# What is expected:
Can the data below be echoed back word for word?

# Input data:
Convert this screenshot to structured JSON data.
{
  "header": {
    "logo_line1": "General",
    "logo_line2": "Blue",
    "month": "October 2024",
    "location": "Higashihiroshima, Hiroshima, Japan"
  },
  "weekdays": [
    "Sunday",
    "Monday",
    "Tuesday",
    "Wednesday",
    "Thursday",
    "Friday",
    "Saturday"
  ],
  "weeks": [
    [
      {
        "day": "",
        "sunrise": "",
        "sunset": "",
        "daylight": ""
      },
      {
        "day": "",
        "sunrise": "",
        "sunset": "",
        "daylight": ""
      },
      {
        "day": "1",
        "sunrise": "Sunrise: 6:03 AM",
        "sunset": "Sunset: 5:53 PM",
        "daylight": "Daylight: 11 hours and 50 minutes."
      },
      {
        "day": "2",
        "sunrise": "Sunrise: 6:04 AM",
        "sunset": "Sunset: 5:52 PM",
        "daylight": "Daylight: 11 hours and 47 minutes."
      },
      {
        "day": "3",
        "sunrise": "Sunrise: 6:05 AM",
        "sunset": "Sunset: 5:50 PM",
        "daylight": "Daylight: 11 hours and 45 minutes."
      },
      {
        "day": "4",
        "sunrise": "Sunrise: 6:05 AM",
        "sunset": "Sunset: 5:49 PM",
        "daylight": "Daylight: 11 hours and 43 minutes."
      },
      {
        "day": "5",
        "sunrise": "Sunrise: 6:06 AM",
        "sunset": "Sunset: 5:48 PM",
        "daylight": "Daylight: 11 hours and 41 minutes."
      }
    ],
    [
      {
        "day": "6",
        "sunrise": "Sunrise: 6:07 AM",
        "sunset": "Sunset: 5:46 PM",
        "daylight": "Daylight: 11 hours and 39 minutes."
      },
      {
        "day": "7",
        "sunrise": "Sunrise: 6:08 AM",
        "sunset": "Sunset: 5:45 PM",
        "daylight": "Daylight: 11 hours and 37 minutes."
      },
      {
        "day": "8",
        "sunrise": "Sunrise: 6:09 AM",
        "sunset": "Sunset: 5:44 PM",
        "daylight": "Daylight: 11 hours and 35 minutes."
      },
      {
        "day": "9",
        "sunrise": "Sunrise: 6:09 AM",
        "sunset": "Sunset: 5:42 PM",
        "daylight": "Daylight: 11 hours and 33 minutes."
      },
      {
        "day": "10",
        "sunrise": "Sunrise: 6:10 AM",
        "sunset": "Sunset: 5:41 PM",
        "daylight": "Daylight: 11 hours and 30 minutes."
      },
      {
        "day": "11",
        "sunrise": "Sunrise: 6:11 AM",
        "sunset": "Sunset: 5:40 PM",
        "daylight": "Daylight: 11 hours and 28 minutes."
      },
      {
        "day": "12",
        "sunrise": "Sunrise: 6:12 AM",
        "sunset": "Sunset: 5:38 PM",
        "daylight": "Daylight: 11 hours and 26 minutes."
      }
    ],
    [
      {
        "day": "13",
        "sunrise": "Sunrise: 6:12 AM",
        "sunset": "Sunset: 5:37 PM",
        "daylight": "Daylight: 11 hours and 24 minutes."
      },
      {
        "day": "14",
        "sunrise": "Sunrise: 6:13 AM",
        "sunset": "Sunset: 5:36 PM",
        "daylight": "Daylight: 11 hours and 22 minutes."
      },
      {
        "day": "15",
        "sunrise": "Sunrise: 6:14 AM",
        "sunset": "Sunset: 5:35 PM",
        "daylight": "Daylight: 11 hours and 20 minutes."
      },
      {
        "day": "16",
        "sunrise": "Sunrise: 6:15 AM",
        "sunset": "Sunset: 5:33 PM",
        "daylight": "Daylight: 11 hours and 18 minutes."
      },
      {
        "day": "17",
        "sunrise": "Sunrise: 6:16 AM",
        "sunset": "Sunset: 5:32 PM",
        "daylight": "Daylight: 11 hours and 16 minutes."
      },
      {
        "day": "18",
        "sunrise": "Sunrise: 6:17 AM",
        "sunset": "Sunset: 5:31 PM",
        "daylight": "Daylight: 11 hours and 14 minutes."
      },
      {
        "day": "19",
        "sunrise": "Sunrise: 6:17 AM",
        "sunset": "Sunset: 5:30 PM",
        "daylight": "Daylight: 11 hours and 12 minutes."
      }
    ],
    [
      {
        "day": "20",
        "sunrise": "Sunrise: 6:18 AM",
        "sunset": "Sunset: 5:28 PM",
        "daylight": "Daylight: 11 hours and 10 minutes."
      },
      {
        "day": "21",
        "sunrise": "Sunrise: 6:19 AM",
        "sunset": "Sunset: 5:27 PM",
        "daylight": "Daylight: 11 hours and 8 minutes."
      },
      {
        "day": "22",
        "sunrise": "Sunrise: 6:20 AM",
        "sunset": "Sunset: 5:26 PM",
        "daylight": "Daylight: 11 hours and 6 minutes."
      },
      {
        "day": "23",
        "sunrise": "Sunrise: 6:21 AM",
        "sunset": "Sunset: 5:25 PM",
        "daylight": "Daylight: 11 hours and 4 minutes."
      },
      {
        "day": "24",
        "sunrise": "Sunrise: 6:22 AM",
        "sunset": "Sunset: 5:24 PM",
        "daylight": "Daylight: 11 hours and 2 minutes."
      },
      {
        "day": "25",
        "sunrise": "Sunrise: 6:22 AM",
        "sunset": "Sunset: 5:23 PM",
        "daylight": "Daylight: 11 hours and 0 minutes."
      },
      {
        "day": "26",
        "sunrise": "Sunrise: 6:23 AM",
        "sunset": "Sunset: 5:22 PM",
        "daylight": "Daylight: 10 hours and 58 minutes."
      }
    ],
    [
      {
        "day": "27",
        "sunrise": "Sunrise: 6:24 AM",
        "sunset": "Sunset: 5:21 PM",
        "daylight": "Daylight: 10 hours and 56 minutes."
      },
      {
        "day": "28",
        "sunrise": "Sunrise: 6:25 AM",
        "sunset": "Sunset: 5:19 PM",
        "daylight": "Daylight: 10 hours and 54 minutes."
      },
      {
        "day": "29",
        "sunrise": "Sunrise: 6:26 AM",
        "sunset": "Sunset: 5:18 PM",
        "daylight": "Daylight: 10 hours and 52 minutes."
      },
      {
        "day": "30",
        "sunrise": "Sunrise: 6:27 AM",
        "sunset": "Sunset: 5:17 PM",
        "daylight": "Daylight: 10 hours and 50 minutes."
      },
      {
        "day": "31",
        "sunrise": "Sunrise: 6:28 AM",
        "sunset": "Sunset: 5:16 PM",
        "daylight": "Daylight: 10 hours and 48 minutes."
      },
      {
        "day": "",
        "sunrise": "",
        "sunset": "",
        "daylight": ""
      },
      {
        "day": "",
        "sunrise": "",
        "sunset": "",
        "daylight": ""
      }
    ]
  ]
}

# The completed task:
Convert this screenshot to structured JSON data.
{
  "header": {
    "logo_line1": "General",
    "logo_line2": "Blue",
    "month": "October 2024",
    "location": "Higashihiroshima, Hiroshima, Japan"
  },
  "weekdays": [
    "Sunday",
    "Monday",
    "Tuesday",
    "Wednesday",
    "Thursday",
    "Friday",
    "Saturday"
  ],
  "weeks": [
    [
      {
        "day": "",
        "sunrise": "",
        "sunset": "",
        "daylight": ""
      },
      {
        "day": "",
        "sunrise": "",
        "sunset": "",
        "daylight": ""
      },
      {
        "day": "1",
        "sunrise": "Sunrise: 6:03 AM",
        "sunset": "Sunset: 5:53 PM",
        "daylight": "Daylight: 11 hours and 50 minutes."
      },
      {
        "day": "2",
        "sunrise": "Sunrise: 6:04 AM",
        "sunset": "Sunset: 5:52 PM",
        "daylight": "Daylight: 11 hours and 47 minutes."
      },
      {
        "day": "3",
        "sunrise": "Sunrise: 6:05 AM",
        "sunset": "Sunset: 5:50 PM",
        "daylight": "Daylight: 11 hours and 45 minutes."
      },
      {
        "day": "4",
        "sunrise": "Sunrise: 6:05 AM",
        "sunset": "Sunset: 5:49 PM",
        "daylight": "Daylight: 11 hours and 43 minutes."
      },
      {
        "day": "5",
        "sunrise": "Sunrise: 6:06 AM",
        "sunset": "Sunset: 5:48 PM",
        "daylight": "Daylight: 11 hours and 41 minutes."
      }
    ],
    [
      {
        "day": "6",
        "sunrise": "Sunrise: 6:07 AM",
        "sunset": "Sunset: 5:46 PM",
        "daylight": "Daylight: 11 hours and 39 minutes."
      },
      {
        "day": "7",
        "sunrise": "Sunrise: 6:08 AM",
        "sunset": "Sunset: 5:45 PM",
        "daylight": "Daylight: 11 hours and 37 minutes."
      },
      {
        "day": "8",
        "sunrise": "Sunrise: 6:09 AM",
        "sunset": "Sunset: 5:44 PM",
        "daylight": "Daylight: 11 hours and 35 minutes."
      },
      {
        "day": "9",
        "sunrise": "Sunrise: 6:09 AM",
        "sunset": "Sunset: 5:42 PM",
        "daylight": "Daylight: 11 hours and 33 minutes."
      },
      {
        "day": "10",
        "sunrise": "Sunrise: 6:10 AM",
        "sunset": "Sunset: 5:41 PM",
        "daylight": "Daylight: 11 hours and 30 minutes."
      },
      {
        "day": "11",
        "sunrise": "Sunrise: 6:11 AM",
        "sunset": "Sunset: 5:40 PM",
        "daylight": "Daylight: 11 hours and 28 minutes."
      },
      {
        "day": "12",
        "sunrise": "Sunrise: 6:12 AM",
        "sunset": "Sunset: 5:38 PM",
        "daylight": "Daylight: 11 hours and 26 minutes."
      }
    ],
    [
      {
        "day": "13",
        "sunrise": "Sunrise: 6:12 AM",
        "sunset": "Sunset: 5:37 PM",
        "daylight": "Daylight: 11 hours and 24 minutes."
      },
      {
        "day": "14",
        "sunrise": "Sunrise: 6:13 AM",
        "sunset": "Sunset: 5:36 PM",
        "daylight": "Daylight: 11 hours and 22 minutes."
      },
      {
        "day": "15",
        "sunrise": "Sunrise: 6:14 AM",
        "sunset": "Sunset: 5:35 PM",
        "daylight": "Daylight: 11 hours and 20 minutes."
      },
      {
        "day": "16",
        "sunrise": "Sunrise: 6:15 AM",
        "sunset": "Sunset: 5:33 PM",
        "daylight": "Daylight: 11 hours and 18 minutes."
      },
      {
        "day": "17",
        "sunrise": "Sunrise: 6:16 AM",
        "sunset": "Sunset: 5:32 PM",
        "daylight": "Daylight: 11 hours and 16 minutes."
      },
      {
        "day": "18",
        "sunrise": "Sunrise: 6:17 AM",
        "sunset": "Sunset: 5:31 PM",
        "daylight": "Daylight: 11 hours and 14 minutes."
      },
      {
        "day": "19",
        "sunrise": "Sunrise: 6:17 AM",
        "sunset": "Sunset: 5:30 PM",
        "daylight": "Daylight: 11 hours and 12 minutes."
      }
    ],
    [
      {
        "day": "20",
        "sunrise": "Sunrise: 6:18 AM",
        "sunset": "Sunset: 5:28 PM",
        "daylight": "Daylight: 11 hours and 10 minutes."
      },
      {
        "day": "21",
        "sunrise": "Sunrise: 6:19 AM",
        "sunset": "Sunset: 5:27 PM",
        "daylight": "Daylight: 11 hours and 8 minutes."
      },
      {
        "day": "22",
        "sunrise": "Sunrise: 6:20 AM",
        "sunset": "Sunset: 5:26 PM",
        "daylight": "Daylight: 11 hours and 6 minutes."
      },
      {
        "day": "23",
        "sunrise": "Sunrise: 6:21 AM",
        "sunset": "Sunset: 5:25 PM",
        "daylight": "Daylight: 11 hours and 4 minutes."
      },
      {
        "day": "24",
        "sunrise": "Sunrise: 6:22 AM",
        "sunset": "Sunset: 5:24 PM",
        "daylight": "Daylight: 11 hours and 2 minutes."
      },
      {
        "day": "25",
        "sunrise": "Sunrise: 6:22 AM",
        "sunset": "Sunset: 5:23 PM",
        "daylight": "Daylight: 11 hours and 0 minutes."
      },
      {
        "day": "26",
        "sunrise": "Sunrise: 6:23 AM",
        "sunset": "Sunset: 5:22 PM",
        "daylight": "Daylight: 10 hours and 58 minutes."
      }
    ],
    [
      {
        "day": "27",
        "sunrise": "Sunrise: 6:24 AM",
        "sunset": "Sunset: 5:21 PM",
        "daylight": "Daylight: 10 hours and 56 minutes."
      },
      {
        "day": "28",
        "sunrise": "Sunrise: 6:25 AM",
        "sunset": "Sunset: 5:19 PM",
        "daylight": "Daylight: 10 hours and 54 minutes."
      },
      {
        "day": "29",
        "sunrise": "Sunrise: 6:26 AM",
        "sunset": "Sunset: 5:18 PM",
        "daylight": "Daylight: 10 hours and 52 minutes."
      },
      {
        "day": "30",
        "sunrise": "Sunrise: 6:27 AM",
        "sunset": "Sunset: 5:17 PM",
        "daylight": "Daylight: 10 hours and 50 minutes."
      },
      {
        "day": "31",
        "sunrise": "Sunrise: 6:28 AM",
        "sunset": "Sunset: 5:16 PM",
        "daylight": "Daylight: 10 hours and 48 minutes."
      },
      {
        "day": "",
        "sunrise": "",
        "sunset": "",
        "daylight": ""
      },
      {
        "day": "",
        "sunrise": "",
        "sunset": "",
        "daylight": ""
      }
    ]
  ]
}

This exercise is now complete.